## Challenge
Update all of the rows below by replacing "Point" with "Marker" and leaving everything else as it is.
──────────────────────────────
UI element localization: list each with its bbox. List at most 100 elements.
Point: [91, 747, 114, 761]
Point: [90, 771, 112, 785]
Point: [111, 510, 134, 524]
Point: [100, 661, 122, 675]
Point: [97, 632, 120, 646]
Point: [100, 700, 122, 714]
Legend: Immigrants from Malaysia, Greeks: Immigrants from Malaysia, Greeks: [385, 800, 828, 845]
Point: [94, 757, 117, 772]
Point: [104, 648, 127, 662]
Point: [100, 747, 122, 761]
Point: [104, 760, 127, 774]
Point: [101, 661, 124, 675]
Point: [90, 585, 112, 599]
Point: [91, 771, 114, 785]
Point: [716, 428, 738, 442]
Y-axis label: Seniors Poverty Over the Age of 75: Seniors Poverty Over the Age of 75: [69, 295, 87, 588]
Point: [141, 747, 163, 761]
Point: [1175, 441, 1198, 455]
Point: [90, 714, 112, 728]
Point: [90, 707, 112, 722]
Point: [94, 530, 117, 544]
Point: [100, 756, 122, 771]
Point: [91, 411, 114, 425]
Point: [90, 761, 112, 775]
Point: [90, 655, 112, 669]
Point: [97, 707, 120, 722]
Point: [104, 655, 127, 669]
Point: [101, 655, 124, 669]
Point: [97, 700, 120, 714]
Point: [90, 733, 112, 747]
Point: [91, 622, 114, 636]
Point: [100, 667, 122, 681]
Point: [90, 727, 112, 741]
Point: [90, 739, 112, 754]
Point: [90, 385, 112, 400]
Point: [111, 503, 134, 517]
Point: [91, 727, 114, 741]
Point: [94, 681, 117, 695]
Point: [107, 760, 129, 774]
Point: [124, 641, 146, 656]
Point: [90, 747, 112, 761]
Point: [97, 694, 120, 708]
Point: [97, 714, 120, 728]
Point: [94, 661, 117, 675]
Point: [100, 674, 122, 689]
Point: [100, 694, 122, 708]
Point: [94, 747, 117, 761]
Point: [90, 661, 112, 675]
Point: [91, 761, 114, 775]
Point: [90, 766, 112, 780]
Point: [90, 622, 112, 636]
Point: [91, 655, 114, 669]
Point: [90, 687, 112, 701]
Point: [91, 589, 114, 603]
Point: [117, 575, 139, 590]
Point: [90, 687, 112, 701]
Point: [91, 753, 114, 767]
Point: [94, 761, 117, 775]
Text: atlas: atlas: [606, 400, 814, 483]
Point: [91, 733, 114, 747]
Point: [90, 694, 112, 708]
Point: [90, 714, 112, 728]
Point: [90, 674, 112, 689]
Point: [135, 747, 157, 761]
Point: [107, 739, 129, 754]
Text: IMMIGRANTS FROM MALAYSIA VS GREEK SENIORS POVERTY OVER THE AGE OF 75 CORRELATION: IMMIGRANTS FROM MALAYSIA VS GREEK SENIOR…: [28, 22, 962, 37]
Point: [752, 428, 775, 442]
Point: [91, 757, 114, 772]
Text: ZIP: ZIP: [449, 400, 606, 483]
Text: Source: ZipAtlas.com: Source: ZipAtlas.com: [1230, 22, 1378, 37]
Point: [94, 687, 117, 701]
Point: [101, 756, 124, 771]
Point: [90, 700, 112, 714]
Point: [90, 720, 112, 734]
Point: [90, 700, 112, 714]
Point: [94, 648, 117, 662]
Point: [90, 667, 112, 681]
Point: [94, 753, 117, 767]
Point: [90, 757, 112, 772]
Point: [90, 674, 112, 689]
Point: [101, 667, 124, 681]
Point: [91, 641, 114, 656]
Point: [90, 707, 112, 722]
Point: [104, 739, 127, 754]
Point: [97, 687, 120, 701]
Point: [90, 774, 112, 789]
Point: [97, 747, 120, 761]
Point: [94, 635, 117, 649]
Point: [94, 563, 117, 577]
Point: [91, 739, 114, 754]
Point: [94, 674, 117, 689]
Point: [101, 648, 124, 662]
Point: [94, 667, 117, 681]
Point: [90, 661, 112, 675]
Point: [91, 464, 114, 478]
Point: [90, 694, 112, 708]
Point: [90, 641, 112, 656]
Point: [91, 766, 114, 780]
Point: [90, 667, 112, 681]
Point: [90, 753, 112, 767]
──────────────────────────────
## Result of this exercise
UI element localization: list each with its bbox. List at most 100 elements.
Marker: [91, 747, 114, 761]
Marker: [90, 771, 112, 785]
Marker: [111, 510, 134, 524]
Marker: [100, 661, 122, 675]
Marker: [97, 632, 120, 646]
Marker: [100, 700, 122, 714]
Legend: Immigrants from Malaysia, Greeks: Immigrants from Malaysia, Greeks: [385, 800, 828, 845]
Marker: [94, 757, 117, 772]
Marker: [104, 648, 127, 662]
Marker: [100, 747, 122, 761]
Marker: [104, 760, 127, 774]
Marker: [101, 661, 124, 675]
Marker: [90, 585, 112, 599]
Marker: [91, 771, 114, 785]
Marker: [716, 428, 738, 442]
Y-axis label: Seniors Poverty Over the Age of 75: Seniors Poverty Over the Age of 75: [69, 295, 87, 588]
Marker: [141, 747, 163, 761]
Marker: [1175, 441, 1198, 455]
Marker: [90, 714, 112, 728]
Marker: [90, 707, 112, 722]
Marker: [94, 530, 117, 544]
Marker: [100, 756, 122, 771]
Marker: [91, 411, 114, 425]
Marker: [90, 761, 112, 775]
Marker: [90, 655, 112, 669]
Marker: [97, 707, 120, 722]
Marker: [104, 655, 127, 669]
Marker: [101, 655, 124, 669]
Marker: [97, 700, 120, 714]
Marker: [90, 733, 112, 747]
Marker: [91, 622, 114, 636]
Marker: [100, 667, 122, 681]
Marker: [90, 727, 112, 741]
Marker: [90, 739, 112, 754]
Marker: [90, 385, 112, 400]
Marker: [111, 503, 134, 517]
Marker: [91, 727, 114, 741]
Marker: [94, 681, 117, 695]
Marker: [107, 760, 129, 774]
Marker: [124, 641, 146, 656]
Marker: [90, 747, 112, 761]
Marker: [97, 694, 120, 708]
Marker: [97, 714, 120, 728]
Marker: [94, 661, 117, 675]
Marker: [100, 674, 122, 689]
Marker: [100, 694, 122, 708]
Marker: [94, 747, 117, 761]
Marker: [90, 661, 112, 675]
Marker: [91, 761, 114, 775]
Marker: [90, 766, 112, 780]
Marker: [90, 622, 112, 636]
Marker: [91, 655, 114, 669]
Marker: [90, 687, 112, 701]
Marker: [91, 589, 114, 603]
Marker: [117, 575, 139, 590]
Marker: [90, 687, 112, 701]
Marker: [91, 753, 114, 767]
Marker: [94, 761, 117, 775]
Text: atlas: atlas: [606, 400, 814, 483]
Marker: [91, 733, 114, 747]
Marker: [90, 694, 112, 708]
Marker: [90, 714, 112, 728]
Marker: [90, 674, 112, 689]
Marker: [135, 747, 157, 761]
Marker: [107, 739, 129, 754]
Text: IMMIGRANTS FROM MALAYSIA VS GREEK SENIORS POVERTY OVER THE AGE OF 75 CORRELATION: IMMIGRANTS FROM MALAYSIA VS GREEK SENIOR…: [28, 22, 962, 37]
Marker: [752, 428, 775, 442]
Marker: [91, 757, 114, 772]
Text: ZIP: ZIP: [449, 400, 606, 483]
Text: Source: ZipAtlas.com: Source: ZipAtlas.com: [1230, 22, 1378, 37]
Marker: [94, 687, 117, 701]
Marker: [101, 756, 124, 771]
Marker: [90, 700, 112, 714]
Marker: [90, 720, 112, 734]
Marker: [90, 700, 112, 714]
Marker: [94, 648, 117, 662]
Marker: [90, 667, 112, 681]
Marker: [94, 753, 117, 767]
Marker: [90, 757, 112, 772]
Marker: [90, 674, 112, 689]
Marker: [101, 667, 124, 681]
Marker: [91, 641, 114, 656]
Marker: [90, 707, 112, 722]
Marker: [104, 739, 127, 754]
Marker: [97, 687, 120, 701]
Marker: [90, 774, 112, 789]
Marker: [97, 747, 120, 761]
Marker: [94, 635, 117, 649]
Marker: [94, 563, 117, 577]
Marker: [91, 739, 114, 754]
Marker: [94, 674, 117, 689]
Marker: [101, 648, 124, 662]
Marker: [94, 667, 117, 681]
Marker: [90, 661, 112, 675]
Marker: [91, 464, 114, 478]
Marker: [90, 694, 112, 708]
Marker: [90, 641, 112, 656]
Marker: [91, 766, 114, 780]
Marker: [90, 667, 112, 681]
Marker: [90, 753, 112, 767]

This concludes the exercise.